Belle has a close and satisfying relationship with her father, Maurice, although she is considered odd by the townspeople, who sing of her as "strange" and "peculiar" (4:01-6:08).5 The father and daughter talk with each other and enjoy each other's company. When Maurice leaves for the fair, Belle is genuinely happy for him and proud of his wood-chopping invention. When Filippe, the horse, returns without Maurice, Belle does not hesitate to search for him.
Filippe takes her to the Beast's castle where she finds her father locked in the dungeon. Maurice tells Belle to flee, but, determined to get him out, she offers the Beast a trade: She will stay forever if the Beast will let her father go. Although Maurice pleads with his daughter, the Beast sends Maurice to town and, as promised, Belle stays behind. Belle's rebellion is that she defies her father's wishes for her to leave and, instead, takes his place against his will. Her rebellion-her disobedience-is to sacrifice herself for him.

Given task A | Return the rows of the recorded data verbatim, starting at the first row and ending at the row that contains "tab-label: API tokens [127,168,269,200]".

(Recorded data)
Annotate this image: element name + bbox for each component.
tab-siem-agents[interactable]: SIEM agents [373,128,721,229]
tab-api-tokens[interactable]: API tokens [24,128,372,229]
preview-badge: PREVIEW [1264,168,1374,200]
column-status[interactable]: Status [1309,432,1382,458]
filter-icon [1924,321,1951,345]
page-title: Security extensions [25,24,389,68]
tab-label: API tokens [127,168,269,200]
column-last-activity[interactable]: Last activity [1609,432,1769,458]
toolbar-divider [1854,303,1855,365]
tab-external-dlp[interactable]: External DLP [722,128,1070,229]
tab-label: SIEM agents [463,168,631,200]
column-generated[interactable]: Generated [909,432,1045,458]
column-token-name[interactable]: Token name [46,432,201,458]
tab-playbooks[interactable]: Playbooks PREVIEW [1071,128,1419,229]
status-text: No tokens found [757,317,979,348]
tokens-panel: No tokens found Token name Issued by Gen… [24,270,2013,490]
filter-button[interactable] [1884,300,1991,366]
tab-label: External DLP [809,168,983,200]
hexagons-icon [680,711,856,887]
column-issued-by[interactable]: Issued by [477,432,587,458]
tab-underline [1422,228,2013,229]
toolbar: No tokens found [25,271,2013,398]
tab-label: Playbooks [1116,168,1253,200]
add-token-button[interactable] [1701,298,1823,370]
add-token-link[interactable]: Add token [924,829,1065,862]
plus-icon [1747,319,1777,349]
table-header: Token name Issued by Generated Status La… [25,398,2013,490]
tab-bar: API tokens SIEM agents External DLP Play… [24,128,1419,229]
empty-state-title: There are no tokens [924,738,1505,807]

Given task B | Extend the passage on Belle and her father from the point where it stops.

Result A |
Annotate this image: element name + bbox for each component.
tab-siem-agents[interactable]: SIEM agents [373,128,721,229]
tab-api-tokens[interactable]: API tokens [24,128,372,229]
preview-badge: PREVIEW [1264,168,1374,200]
column-status[interactable]: Status [1309,432,1382,458]
filter-icon [1924,321,1951,345]
page-title: Security extensions [25,24,389,68]
tab-label: API tokens [127,168,269,200]

Result B |
Like Belle, Pocahontas's rebellion is unselfishly motivated. Her rebellion begins when she has a dream that she believes indicates that something exciting is about to happen. She tells her father about the dream, and he agrees with her; he then tells her that one of the tribesmen, Kokoum, has asked for her hand in marriage. Although Chief Powhatan clearly believes that the marriage would be a good one, he never directly orders Pocahontas to marry Kokoum. Pocahontas, stating that Kokoum is "so serious," believes that her dream is pointing her elsewhere.
Pocahontas begins to understand the meaning of her dream when she meets John Smith, a white man, with whom she falls in love. The white men are believed to be dangerous, and Chief Powhatan orders that everyone should stay in the village until they decide how to fight this enemy. But Pocahontas believes that John Smith is a good man and that these white men are not evil. She defies her father's rule and leaves the village to convince Smith to come and speak with Chief Powhatan in an effort to find a peaceful resolution. He agrees to come.
Kokoum sees Smith and Pocahontas together and attacks him. One of Smith's friends is nearby and shoots Kokoum. Smith is captured and taken prisoner. Chief Powhatan decides that Smith will be the first white man to die, and he tells Pocahontas that she shamed him by leaving the village. When Pocahontas tells him that she was trying to help, he tells her that her foolishness killed Kokoum.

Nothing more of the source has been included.